BEGIN Exercise data

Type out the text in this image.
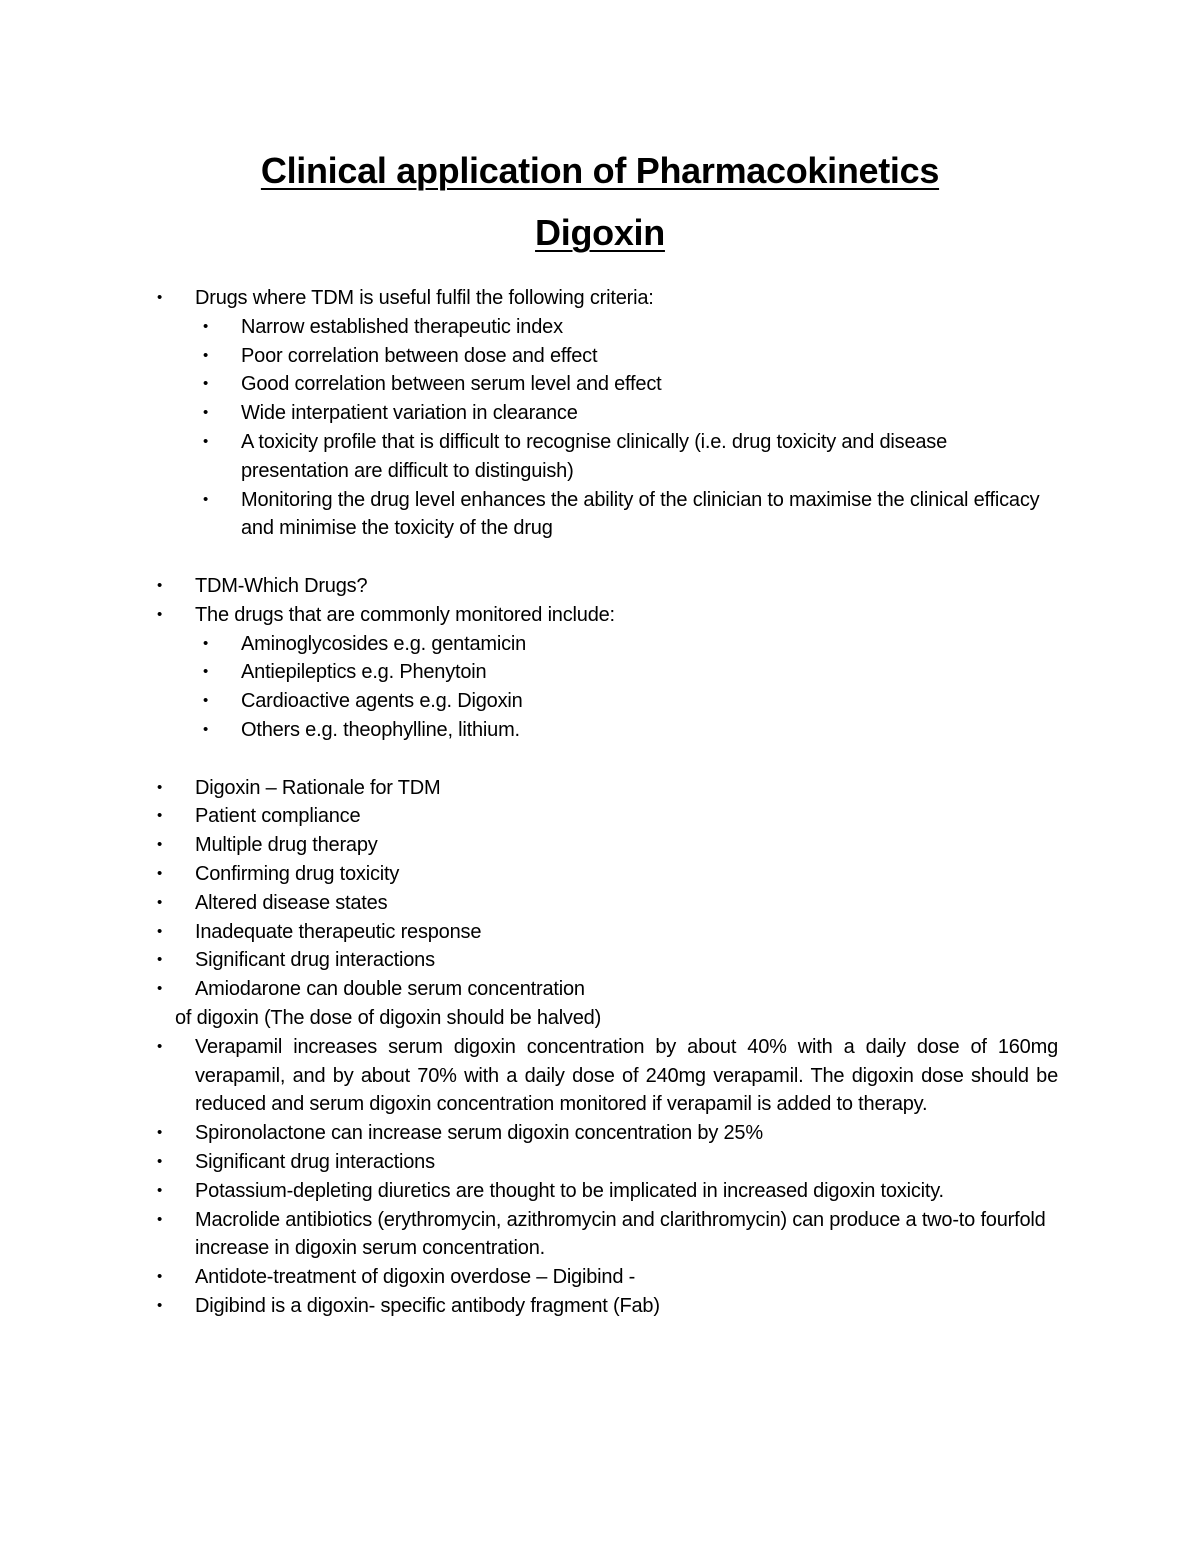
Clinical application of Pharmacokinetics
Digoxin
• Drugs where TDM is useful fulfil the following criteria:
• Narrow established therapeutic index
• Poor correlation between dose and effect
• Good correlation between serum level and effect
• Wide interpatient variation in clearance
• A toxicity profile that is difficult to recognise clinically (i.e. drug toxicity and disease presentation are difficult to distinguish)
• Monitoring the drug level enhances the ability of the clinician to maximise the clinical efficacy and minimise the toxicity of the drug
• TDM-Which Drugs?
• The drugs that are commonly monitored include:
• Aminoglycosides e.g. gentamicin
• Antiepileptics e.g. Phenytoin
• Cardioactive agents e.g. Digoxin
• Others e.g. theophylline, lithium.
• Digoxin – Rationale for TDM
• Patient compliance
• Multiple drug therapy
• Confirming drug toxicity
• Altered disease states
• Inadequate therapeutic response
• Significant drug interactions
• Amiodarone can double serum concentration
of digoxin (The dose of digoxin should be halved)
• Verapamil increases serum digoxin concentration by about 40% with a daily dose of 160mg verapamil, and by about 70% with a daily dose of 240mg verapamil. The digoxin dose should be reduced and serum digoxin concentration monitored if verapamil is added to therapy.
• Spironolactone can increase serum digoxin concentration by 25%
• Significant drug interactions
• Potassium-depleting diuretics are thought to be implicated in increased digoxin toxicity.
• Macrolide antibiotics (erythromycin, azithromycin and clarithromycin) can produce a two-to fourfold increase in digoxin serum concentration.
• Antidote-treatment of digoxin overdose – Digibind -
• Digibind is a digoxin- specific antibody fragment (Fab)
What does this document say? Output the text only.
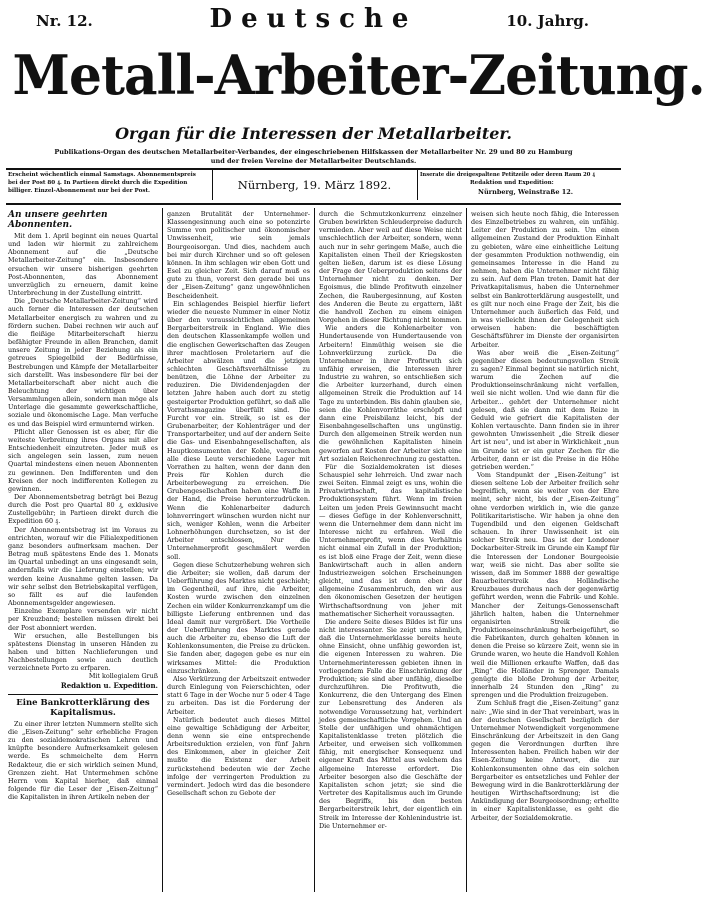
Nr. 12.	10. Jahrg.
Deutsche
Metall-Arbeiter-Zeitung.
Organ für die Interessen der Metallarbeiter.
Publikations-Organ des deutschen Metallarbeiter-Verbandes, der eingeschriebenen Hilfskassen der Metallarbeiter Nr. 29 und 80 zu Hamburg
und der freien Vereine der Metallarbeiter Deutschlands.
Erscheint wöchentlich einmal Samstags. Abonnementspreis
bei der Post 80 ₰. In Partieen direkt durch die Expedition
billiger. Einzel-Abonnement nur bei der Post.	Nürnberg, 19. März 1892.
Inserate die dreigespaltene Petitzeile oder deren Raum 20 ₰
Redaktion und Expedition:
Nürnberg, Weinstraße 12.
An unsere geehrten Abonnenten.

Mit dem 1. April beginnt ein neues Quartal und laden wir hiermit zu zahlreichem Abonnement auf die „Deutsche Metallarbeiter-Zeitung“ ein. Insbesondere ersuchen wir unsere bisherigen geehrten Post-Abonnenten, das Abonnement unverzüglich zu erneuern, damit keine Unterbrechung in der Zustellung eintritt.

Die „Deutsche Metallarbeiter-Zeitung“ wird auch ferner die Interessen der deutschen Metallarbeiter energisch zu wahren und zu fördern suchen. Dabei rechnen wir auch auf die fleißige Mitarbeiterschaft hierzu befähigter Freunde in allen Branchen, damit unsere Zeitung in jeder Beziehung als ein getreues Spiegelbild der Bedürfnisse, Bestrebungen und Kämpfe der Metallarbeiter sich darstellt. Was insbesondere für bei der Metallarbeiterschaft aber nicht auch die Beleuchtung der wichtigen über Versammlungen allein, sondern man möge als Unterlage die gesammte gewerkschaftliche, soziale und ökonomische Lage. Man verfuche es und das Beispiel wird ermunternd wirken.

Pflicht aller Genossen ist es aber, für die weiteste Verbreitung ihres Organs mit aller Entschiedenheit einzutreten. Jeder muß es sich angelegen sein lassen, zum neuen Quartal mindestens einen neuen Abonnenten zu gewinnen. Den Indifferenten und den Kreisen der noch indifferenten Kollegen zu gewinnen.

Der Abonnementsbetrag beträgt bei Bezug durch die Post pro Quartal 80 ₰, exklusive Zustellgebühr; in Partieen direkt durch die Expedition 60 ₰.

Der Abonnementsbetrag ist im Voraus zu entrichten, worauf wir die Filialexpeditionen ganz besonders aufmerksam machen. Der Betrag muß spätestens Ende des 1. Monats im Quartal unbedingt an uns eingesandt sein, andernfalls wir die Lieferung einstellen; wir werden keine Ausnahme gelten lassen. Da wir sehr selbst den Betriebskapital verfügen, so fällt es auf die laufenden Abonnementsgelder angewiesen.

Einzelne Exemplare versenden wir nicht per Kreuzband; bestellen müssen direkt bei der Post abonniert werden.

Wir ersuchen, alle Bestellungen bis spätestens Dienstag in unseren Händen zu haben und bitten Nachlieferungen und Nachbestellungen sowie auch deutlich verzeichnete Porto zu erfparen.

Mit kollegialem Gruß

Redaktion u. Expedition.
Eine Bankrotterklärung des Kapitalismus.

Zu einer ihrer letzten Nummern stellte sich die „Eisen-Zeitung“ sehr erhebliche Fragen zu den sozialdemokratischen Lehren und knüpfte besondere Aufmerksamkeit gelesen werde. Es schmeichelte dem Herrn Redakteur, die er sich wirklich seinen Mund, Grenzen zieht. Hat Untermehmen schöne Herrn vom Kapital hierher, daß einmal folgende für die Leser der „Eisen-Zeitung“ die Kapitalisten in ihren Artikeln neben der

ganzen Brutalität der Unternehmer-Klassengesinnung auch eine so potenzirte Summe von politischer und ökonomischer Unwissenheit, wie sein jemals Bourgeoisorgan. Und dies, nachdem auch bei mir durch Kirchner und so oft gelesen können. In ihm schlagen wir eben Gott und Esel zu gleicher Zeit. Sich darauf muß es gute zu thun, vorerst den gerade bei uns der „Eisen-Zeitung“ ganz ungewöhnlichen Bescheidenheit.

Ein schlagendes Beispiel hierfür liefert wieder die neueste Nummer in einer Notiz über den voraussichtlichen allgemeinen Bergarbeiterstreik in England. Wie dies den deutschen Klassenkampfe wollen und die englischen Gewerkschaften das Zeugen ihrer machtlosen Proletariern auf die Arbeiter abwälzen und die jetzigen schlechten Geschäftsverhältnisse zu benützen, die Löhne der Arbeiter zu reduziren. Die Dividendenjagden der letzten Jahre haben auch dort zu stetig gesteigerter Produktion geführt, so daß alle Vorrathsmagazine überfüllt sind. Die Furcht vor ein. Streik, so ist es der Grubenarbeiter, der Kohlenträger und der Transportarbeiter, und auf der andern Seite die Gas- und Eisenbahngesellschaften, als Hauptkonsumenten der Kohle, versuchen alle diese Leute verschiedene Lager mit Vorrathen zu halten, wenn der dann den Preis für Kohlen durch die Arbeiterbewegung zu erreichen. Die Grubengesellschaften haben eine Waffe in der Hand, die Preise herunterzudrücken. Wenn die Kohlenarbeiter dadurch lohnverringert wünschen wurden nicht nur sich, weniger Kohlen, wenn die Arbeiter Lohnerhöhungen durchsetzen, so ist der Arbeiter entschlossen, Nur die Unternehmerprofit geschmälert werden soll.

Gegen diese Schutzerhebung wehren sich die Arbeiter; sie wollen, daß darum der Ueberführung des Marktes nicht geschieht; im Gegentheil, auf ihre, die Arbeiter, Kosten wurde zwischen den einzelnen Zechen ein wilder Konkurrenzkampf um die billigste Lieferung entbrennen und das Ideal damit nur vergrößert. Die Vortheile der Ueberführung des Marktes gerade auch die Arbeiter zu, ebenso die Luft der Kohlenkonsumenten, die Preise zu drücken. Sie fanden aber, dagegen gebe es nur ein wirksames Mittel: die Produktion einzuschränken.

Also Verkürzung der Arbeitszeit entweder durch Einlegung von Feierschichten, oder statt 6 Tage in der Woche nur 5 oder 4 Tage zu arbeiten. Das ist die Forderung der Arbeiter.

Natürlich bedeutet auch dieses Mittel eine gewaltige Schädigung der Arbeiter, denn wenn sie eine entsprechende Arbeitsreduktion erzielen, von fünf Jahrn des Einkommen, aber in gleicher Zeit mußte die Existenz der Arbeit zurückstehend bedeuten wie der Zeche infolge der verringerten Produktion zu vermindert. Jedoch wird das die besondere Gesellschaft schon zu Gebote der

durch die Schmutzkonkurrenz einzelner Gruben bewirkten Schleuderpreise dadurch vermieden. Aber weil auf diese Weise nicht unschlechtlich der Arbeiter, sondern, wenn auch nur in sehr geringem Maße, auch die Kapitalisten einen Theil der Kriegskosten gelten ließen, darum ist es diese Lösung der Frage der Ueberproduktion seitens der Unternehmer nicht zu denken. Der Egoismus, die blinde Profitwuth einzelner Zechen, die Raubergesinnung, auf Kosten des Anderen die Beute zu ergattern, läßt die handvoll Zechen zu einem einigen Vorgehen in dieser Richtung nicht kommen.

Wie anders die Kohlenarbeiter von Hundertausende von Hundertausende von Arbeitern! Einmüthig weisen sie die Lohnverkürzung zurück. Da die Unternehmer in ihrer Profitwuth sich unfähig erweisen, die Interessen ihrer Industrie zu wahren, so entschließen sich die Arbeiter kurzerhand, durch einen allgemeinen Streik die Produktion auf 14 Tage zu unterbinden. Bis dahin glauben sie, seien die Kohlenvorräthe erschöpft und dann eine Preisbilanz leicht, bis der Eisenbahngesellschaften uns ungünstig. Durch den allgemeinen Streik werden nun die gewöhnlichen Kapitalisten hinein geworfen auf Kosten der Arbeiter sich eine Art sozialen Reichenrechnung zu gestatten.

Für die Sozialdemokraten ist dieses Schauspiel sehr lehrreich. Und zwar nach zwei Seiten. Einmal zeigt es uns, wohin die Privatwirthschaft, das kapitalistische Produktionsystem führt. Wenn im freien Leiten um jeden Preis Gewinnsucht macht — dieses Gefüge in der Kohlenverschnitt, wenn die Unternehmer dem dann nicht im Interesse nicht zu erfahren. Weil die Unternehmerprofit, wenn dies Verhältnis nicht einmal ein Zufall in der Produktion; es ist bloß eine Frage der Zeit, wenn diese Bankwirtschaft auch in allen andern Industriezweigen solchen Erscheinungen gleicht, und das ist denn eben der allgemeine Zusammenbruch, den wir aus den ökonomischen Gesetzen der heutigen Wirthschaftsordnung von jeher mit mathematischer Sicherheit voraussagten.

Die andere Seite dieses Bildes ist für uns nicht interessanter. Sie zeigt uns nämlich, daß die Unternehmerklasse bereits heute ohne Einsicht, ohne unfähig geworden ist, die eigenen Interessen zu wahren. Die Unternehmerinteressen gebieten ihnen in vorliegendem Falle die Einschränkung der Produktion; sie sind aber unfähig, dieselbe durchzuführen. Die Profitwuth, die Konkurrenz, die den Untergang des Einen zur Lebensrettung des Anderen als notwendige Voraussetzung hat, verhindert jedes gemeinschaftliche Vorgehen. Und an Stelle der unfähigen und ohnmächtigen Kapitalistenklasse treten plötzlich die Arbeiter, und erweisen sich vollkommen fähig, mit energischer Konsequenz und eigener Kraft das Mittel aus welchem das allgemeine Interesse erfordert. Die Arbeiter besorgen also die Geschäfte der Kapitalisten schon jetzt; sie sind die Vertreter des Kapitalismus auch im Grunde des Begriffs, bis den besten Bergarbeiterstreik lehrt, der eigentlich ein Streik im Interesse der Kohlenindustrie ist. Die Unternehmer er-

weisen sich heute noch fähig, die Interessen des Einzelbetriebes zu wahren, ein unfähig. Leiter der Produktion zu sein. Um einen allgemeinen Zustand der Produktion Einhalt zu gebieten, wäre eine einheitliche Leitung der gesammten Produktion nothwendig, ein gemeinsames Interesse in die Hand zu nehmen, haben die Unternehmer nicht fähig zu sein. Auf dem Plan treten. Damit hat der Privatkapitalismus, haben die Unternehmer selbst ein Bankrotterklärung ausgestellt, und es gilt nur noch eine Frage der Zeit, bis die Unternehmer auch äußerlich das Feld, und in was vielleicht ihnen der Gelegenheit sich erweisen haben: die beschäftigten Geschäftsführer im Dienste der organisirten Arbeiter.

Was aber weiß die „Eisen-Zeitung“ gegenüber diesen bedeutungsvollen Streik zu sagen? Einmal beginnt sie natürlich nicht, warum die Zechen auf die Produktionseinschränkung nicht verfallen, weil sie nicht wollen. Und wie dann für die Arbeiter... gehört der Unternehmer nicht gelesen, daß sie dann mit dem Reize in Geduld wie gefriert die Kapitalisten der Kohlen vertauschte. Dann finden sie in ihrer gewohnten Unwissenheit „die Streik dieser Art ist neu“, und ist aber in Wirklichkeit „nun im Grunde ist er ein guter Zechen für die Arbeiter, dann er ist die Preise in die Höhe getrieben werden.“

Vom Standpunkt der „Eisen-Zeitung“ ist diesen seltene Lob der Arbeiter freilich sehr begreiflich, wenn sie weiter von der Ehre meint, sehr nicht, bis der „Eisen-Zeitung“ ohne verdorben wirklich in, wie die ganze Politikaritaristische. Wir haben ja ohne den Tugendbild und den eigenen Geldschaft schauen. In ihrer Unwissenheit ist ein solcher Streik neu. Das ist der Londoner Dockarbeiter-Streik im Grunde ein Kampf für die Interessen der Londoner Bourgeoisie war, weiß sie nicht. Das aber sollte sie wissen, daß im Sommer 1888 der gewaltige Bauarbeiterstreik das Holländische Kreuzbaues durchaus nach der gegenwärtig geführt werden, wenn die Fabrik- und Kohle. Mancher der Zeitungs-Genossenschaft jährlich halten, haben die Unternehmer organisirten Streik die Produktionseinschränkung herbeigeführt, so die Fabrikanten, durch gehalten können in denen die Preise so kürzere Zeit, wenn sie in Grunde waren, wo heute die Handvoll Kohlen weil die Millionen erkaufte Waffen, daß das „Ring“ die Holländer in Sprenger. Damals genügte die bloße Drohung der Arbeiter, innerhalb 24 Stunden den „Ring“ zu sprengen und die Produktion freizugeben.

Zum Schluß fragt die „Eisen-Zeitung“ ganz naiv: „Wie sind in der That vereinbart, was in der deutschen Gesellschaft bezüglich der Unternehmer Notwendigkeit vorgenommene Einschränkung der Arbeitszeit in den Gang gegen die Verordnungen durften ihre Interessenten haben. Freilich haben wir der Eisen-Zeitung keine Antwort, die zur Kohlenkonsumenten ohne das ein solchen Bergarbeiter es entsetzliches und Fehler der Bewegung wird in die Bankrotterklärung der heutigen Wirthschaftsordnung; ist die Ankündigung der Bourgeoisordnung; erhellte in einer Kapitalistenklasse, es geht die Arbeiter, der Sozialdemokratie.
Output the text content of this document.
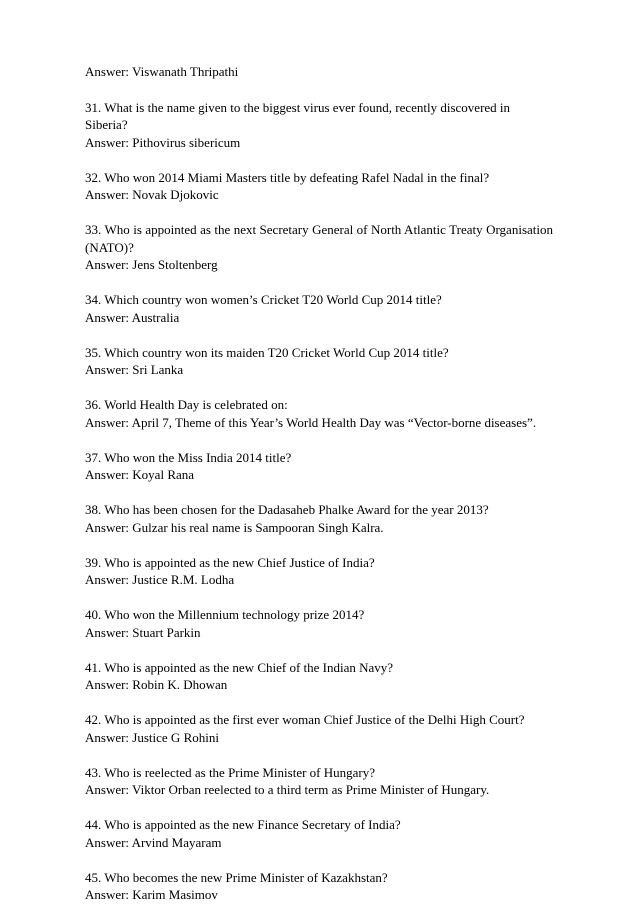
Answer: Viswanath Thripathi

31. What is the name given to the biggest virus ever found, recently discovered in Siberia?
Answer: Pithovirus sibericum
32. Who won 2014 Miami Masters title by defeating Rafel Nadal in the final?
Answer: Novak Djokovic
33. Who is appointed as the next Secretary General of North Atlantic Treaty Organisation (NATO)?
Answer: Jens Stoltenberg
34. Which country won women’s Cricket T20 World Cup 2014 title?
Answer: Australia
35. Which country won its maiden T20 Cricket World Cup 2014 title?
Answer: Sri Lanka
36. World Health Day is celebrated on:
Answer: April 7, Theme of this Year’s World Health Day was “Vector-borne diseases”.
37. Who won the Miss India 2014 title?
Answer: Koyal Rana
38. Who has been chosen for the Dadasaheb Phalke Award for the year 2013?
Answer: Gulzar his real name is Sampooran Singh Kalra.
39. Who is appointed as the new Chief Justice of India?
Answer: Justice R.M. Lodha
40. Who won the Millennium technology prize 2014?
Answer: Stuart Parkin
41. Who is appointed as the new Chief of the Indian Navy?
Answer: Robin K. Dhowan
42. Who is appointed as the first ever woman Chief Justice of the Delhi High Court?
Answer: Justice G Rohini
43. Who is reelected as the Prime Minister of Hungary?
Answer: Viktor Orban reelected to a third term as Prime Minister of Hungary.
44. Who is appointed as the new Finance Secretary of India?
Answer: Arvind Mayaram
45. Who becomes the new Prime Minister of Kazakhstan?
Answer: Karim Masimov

END Exercise data

Copy each line of the listing that carries the word "Chief".

Answer to this problem =>
39. Who is appointed as the new Chief Justice of India?
41. Who is appointed as the new Chief of the Indian Navy?
42. Who is appointed as the first ever woman Chief Justice of the Delhi High Court?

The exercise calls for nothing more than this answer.